§ Direction: Copy every line that mentions the word "Published".

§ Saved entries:
══════════════════════════════
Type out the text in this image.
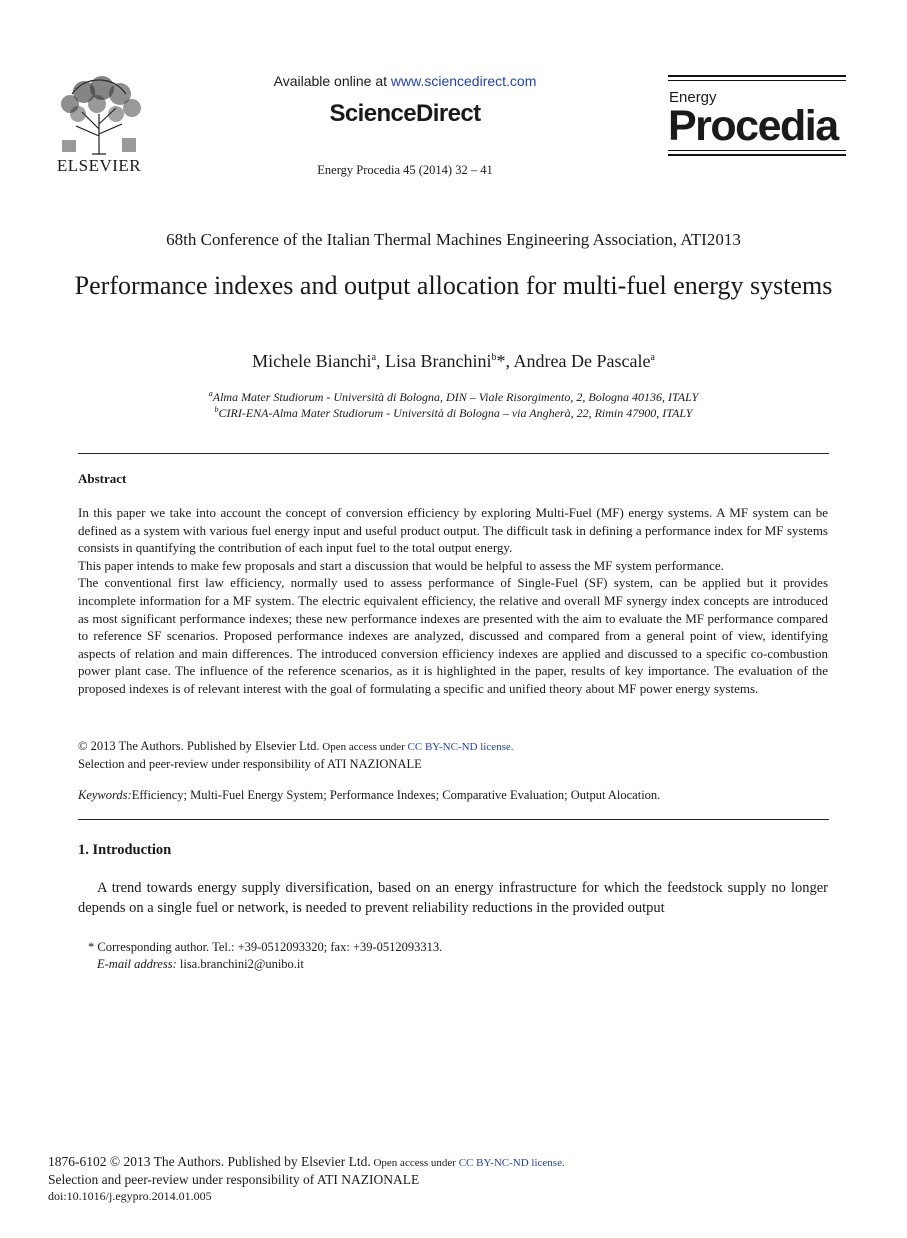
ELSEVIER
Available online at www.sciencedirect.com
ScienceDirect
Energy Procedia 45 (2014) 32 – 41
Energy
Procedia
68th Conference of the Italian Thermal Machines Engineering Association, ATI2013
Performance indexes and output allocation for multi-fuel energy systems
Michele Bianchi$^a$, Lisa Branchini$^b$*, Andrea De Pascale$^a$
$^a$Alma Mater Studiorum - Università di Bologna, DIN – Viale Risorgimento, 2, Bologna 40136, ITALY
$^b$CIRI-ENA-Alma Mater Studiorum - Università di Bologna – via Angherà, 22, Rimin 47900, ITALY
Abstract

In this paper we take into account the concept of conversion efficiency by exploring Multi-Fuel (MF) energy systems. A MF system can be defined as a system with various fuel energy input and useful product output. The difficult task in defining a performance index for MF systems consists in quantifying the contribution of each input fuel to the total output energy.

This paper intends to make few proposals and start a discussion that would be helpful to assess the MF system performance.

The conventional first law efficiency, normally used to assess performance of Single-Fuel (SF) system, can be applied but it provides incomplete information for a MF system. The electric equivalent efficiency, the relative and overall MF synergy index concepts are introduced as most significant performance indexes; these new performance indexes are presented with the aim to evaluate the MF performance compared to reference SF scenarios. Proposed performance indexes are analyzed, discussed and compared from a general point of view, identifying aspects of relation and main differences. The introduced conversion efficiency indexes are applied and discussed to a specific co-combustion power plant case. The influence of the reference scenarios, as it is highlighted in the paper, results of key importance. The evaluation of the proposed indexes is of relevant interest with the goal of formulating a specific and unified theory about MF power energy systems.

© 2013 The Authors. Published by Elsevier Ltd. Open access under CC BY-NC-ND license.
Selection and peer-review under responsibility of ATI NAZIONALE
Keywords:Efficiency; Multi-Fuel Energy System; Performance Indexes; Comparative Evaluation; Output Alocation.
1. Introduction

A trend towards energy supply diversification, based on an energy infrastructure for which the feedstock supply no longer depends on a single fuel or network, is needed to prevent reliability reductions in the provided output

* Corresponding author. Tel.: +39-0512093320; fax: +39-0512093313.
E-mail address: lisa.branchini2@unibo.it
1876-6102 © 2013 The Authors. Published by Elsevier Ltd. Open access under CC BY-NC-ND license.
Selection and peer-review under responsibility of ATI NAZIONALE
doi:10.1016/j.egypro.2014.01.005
══════════════════════════════
§ Problem solution:
© 2013 The Authors. Published by Elsevier Ltd. Open access under CC BY-NC-ND license.
1876-6102 © 2013 The Authors. Published by Elsevier Ltd. Open access under CC BY-NC-ND license.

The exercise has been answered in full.